• What the task requires: Find each line with the word "this" and say how many there are, nothing else.

• Material shown:
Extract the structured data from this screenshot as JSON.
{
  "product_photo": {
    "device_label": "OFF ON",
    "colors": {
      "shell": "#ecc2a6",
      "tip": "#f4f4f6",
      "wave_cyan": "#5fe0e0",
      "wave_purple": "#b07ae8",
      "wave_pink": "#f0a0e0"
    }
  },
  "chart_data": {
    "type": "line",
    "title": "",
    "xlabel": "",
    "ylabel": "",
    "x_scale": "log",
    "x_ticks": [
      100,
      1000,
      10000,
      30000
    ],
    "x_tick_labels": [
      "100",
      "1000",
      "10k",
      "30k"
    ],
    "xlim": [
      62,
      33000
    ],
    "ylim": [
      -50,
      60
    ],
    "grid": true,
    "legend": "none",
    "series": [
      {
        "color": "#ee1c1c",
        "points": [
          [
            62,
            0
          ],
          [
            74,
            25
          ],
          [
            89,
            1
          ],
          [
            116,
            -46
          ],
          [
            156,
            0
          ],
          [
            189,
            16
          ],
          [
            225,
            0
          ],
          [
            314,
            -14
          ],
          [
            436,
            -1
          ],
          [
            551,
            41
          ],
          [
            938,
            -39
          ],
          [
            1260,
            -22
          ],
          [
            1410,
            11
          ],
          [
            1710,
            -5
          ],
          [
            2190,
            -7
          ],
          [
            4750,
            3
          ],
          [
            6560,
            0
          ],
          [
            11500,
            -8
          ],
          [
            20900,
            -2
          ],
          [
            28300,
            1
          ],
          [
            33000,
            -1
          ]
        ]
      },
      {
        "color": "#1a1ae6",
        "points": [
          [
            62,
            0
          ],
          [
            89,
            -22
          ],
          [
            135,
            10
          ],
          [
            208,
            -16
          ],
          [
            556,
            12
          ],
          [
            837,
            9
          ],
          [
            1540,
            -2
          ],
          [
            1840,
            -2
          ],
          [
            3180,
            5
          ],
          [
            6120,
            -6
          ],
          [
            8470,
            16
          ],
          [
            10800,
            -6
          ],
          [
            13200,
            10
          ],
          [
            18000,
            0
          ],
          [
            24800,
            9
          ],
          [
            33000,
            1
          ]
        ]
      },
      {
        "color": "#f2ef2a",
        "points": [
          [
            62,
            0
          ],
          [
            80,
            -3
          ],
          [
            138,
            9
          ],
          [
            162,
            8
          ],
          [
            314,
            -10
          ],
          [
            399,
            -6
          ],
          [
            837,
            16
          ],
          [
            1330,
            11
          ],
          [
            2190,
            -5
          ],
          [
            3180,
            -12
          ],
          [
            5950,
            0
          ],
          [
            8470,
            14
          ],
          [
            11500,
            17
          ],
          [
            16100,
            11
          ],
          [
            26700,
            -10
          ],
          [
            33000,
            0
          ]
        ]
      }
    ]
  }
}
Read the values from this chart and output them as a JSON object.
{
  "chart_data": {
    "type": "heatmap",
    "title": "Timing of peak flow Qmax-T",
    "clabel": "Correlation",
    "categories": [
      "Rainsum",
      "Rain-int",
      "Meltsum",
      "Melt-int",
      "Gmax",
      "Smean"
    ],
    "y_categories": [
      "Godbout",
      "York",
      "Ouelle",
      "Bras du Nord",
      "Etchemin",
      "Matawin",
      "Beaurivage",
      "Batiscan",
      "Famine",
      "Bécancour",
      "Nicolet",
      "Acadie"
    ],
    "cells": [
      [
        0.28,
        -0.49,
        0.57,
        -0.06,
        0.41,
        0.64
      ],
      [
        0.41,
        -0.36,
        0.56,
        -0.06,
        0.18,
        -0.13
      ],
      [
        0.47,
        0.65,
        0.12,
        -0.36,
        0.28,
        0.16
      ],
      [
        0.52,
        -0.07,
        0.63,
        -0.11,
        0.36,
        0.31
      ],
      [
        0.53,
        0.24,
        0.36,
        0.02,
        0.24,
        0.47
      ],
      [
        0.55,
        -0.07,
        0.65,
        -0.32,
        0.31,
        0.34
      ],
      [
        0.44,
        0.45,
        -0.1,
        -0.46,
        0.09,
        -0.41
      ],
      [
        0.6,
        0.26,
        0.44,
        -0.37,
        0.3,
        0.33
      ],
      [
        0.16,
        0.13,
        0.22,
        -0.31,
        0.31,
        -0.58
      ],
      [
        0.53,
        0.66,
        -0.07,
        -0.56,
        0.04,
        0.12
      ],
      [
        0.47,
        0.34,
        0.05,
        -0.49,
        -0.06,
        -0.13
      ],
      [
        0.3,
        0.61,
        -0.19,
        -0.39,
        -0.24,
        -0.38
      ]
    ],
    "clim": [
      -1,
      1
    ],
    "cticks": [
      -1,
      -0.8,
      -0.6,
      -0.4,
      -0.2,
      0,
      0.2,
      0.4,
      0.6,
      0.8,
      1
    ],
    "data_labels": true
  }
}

• Worked solution: 2